Start of SUPPLIED RECORDS

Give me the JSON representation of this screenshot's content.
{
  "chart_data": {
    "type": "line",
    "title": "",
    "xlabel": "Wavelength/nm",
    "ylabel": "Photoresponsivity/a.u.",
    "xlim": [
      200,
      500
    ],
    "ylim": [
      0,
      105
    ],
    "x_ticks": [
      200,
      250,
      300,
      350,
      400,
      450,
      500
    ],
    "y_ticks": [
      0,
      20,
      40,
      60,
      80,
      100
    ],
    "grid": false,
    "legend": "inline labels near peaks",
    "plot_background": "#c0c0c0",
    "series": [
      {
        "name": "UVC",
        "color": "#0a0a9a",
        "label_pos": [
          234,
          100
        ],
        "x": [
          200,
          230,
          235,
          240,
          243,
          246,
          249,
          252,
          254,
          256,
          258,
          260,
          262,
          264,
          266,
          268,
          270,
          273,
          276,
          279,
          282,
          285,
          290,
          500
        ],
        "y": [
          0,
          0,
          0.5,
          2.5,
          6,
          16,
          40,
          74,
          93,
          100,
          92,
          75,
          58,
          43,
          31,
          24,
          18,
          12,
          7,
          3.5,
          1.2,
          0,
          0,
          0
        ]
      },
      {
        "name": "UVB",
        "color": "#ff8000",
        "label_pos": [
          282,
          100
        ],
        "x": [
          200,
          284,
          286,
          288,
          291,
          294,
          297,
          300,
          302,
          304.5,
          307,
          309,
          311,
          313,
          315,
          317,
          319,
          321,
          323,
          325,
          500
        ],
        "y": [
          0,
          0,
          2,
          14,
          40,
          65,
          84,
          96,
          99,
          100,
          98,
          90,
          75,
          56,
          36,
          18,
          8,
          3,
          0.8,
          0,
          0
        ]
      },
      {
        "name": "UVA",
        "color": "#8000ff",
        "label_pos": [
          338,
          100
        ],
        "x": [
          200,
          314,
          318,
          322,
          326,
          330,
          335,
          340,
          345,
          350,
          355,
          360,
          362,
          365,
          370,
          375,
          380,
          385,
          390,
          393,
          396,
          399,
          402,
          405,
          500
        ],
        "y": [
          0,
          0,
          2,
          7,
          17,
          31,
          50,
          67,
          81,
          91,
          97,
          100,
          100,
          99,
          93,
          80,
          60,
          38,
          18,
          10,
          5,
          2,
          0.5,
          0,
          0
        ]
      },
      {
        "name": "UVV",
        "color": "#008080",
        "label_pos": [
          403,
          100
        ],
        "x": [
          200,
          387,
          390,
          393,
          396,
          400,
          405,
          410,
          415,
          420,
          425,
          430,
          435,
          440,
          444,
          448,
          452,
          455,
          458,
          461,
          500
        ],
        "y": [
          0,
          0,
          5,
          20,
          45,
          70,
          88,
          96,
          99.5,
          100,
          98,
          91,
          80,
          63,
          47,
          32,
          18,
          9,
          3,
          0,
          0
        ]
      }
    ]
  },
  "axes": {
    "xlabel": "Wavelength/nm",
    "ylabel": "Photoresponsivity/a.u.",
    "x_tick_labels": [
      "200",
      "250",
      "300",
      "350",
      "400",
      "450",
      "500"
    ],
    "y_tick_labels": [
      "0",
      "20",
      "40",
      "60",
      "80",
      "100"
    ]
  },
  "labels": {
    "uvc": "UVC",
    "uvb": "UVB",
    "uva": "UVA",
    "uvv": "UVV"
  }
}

End of SUPPLIED RECORDS

PROMPT -> Using the listing above, reproduce each line without omission.

RESPONSE TO THE EXERCISE ->
Give me the JSON representation of this screenshot's content.
{
  "chart_data": {
    "type": "line",
    "title": "",
    "xlabel": "Wavelength/nm",
    "ylabel": "Photoresponsivity/a.u.",
    "xlim": [
      200,
      500
    ],
    "ylim": [
      0,
      105
    ],
    "x_ticks": [
      200,
      250,
      300,
      350,
      400,
      450,
      500
    ],
    "y_ticks": [
      0,
      20,
      40,
      60,
      80,
      100
    ],
    "grid": false,
    "legend": "inline labels near peaks",
    "plot_background": "#c0c0c0",
    "series": [
      {
        "name": "UVC",
        "color": "#0a0a9a",
        "label_pos": [
          234,
          100
        ],
        "x": [
          200,
          230,
          235,
          240,
          243,
          246,
          249,
          252,
          254,
          256,
          258,
          260,
          262,
          264,
          266,
          268,
          270,
          273,
          276,
          279,
          282,
          285,
          290,
          500
        ],
        "y": [
          0,
          0,
          0.5,
          2.5,
          6,
          16,
          40,
          74,
          93,
          100,
          92,
          75,
          58,
          43,
          31,
          24,
          18,
          12,
          7,
          3.5,
          1.2,
          0,
          0,
          0
        ]
      },
      {
        "name": "UVB",
        "color": "#ff8000",
        "label_pos": [
          282,
          100
        ],
        "x": [
          200,
          284,
          286,
          288,
          291,
          294,
          297,
          300,
          302,
          304.5,
          307,
          309,
          311,
          313,
          315,
          317,
          319,
          321,
          323,
          325,
          500
        ],
        "y": [
          0,
          0,
          2,
          14,
          40,
          65,
          84,
          96,
          99,
          100,
          98,
          90,
          75,
          56,
          36,
          18,
          8,
          3,
          0.8,
          0,
          0
        ]
      },
      {
        "name": "UVA",
        "color": "#8000ff",
        "label_pos": [
          338,
          100
        ],
        "x": [
          200,
          314,
          318,
          322,
          326,
          330,
          335,
          340,
          345,
          350,
          355,
          360,
          362,
          365,
          370,
          375,
          380,
          385,
          390,
          393,
          396,
          399,
          402,
          405,
          500
        ],
        "y": [
          0,
          0,
          2,
          7,
          17,
          31,
          50,
          67,
          81,
          91,
          97,
          100,
          100,
          99,
          93,
          80,
          60,
          38,
          18,
          10,
          5,
          2,
          0.5,
          0,
          0
        ]
      },
      {
        "name": "UVV",
        "color": "#008080",
        "label_pos": [
          403,
          100
        ],
        "x": [
          200,
          387,
          390,
          393,
          396,
          400,
          405,
          410,
          415,
          420,
          425,
          430,
          435,
          440,
          444,
          448,
          452,
          455,
          458,
          461,
          500
        ],
        "y": [
          0,
          0,
          5,
          20,
          45,
          70,
          88,
          96,
          99.5,
          100,
          98,
          91,
          80,
          63,
          47,
          32,
          18,
          9,
          3,
          0,
          0
        ]
      }
    ]
  },
  "axes": {
    "xlabel": "Wavelength/nm",
    "ylabel": "Photoresponsivity/a.u.",
    "x_tick_labels": [
      "200",
      "250",
      "300",
      "350",
      "400",
      "450",
      "500"
    ],
    "y_tick_labels": [
      "0",
      "20",
      "40",
      "60",
      "80",
      "100"
    ]
  },
  "labels": {
    "uvc": "UVC",
    "uvb": "UVB",
    "uva": "UVA",
    "uvv": "UVV"
  }
}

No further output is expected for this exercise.